### Aim of the exercise
Report the number of lines where the string "Không" occurs, and write nothing else.

### Records shown

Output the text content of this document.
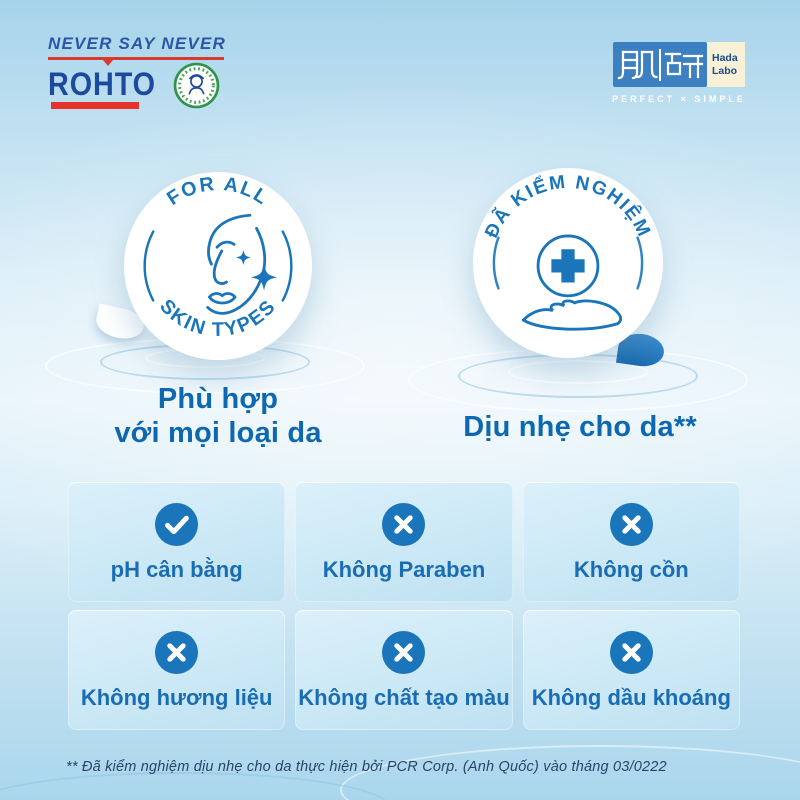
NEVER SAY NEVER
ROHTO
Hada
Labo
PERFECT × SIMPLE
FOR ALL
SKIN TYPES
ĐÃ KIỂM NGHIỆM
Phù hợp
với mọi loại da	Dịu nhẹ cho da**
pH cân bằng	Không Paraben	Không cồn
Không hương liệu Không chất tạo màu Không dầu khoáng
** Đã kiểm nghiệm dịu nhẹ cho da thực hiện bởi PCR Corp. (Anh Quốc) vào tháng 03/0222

### Task answer
2